Go through the listing and copy every line word for word.
*** TASK MATERIAL
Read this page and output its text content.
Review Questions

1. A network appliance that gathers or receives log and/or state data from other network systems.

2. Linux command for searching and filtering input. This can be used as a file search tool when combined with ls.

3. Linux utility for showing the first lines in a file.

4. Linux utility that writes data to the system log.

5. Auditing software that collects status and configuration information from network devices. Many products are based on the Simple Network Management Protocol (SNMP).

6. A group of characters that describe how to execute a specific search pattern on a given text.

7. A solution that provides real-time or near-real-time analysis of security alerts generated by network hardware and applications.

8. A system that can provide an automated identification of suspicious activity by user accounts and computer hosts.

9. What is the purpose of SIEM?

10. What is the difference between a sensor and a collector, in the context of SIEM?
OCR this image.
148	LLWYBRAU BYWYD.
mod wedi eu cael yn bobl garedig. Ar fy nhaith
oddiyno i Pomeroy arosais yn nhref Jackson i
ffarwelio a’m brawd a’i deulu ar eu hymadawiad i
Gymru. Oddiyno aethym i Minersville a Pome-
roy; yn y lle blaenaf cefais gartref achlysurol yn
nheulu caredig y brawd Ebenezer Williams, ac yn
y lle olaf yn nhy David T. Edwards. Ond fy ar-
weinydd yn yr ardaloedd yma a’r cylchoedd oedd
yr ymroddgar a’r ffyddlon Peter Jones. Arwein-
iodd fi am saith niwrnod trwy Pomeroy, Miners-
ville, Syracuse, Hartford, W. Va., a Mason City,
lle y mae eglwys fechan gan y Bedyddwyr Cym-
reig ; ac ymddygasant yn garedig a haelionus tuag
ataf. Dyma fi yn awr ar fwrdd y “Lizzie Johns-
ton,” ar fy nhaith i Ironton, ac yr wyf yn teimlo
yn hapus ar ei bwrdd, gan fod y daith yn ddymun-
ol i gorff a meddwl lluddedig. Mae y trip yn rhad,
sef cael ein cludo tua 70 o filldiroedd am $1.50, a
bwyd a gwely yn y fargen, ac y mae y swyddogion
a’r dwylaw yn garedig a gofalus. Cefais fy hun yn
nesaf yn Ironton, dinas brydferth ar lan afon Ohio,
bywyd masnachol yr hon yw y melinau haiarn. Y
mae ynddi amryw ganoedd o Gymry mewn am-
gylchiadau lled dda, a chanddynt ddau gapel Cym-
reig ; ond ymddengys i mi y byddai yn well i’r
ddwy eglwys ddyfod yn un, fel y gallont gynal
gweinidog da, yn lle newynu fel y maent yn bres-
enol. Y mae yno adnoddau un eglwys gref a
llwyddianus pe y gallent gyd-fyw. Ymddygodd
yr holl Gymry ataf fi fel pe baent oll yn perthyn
******
* _SOLUTION BELOW_
Read this page and output its text content.
Review Questions

1. A network appliance that gathers or receives log and/or state data from other network systems.

2. Linux command for searching and filtering input. This can be used as a file search tool when combined with ls.

3. Linux utility for showing the first lines in a file.

4. Linux utility that writes data to the system log.

5. Auditing software that collects status and configuration information from network devices. Many products are based on the Simple Network Management Protocol (SNMP).

6. A group of characters that describe how to execute a specific search pattern on a given text.

7. A solution that provides real-time or near-real-time analysis of security alerts generated by network hardware and applications.

8. A system that can provide an automated identification of suspicious activity by user accounts and computer hosts.

9. What is the purpose of SIEM?

10. What is the difference between a sensor and a collector, in the context of SIEM?
OCR this image.
148	LLWYBRAU BYWYD.
mod wedi eu cael yn bobl garedig. Ar fy nhaith
oddiyno i Pomeroy arosais yn nhref Jackson i
ffarwelio a’m brawd a’i deulu ar eu hymadawiad i
Gymru. Oddiyno aethym i Minersville a Pome-
roy; yn y lle blaenaf cefais gartref achlysurol yn
nheulu caredig y brawd Ebenezer Williams, ac yn
y lle olaf yn nhy David T. Edwards. Ond fy ar-
weinydd yn yr ardaloedd yma a’r cylchoedd oedd
yr ymroddgar a’r ffyddlon Peter Jones. Arwein-
iodd fi am saith niwrnod trwy Pomeroy, Miners-
ville, Syracuse, Hartford, W. Va., a Mason City,
lle y mae eglwys fechan gan y Bedyddwyr Cym-
reig ; ac ymddygasant yn garedig a haelionus tuag
ataf. Dyma fi yn awr ar fwrdd y “Lizzie Johns-
ton,” ar fy nhaith i Ironton, ac yr wyf yn teimlo
yn hapus ar ei bwrdd, gan fod y daith yn ddymun-
ol i gorff a meddwl lluddedig. Mae y trip yn rhad,
sef cael ein cludo tua 70 o filldiroedd am $1.50, a
bwyd a gwely yn y fargen, ac y mae y swyddogion
a’r dwylaw yn garedig a gofalus. Cefais fy hun yn
nesaf yn Ironton, dinas brydferth ar lan afon Ohio,
bywyd masnachol yr hon yw y melinau haiarn. Y
mae ynddi amryw ganoedd o Gymry mewn am-
gylchiadau lled dda, a chanddynt ddau gapel Cym-
reig ; ond ymddengys i mi y byddai yn well i’r
ddwy eglwys ddyfod yn un, fel y gallont gynal
gweinidog da, yn lle newynu fel y maent yn bres-
enol. Y mae yno adnoddau un eglwys gref a
llwyddianus pe y gallent gyd-fyw. Ymddygodd
yr holl Gymry ataf fi fel pe baent oll yn perthyn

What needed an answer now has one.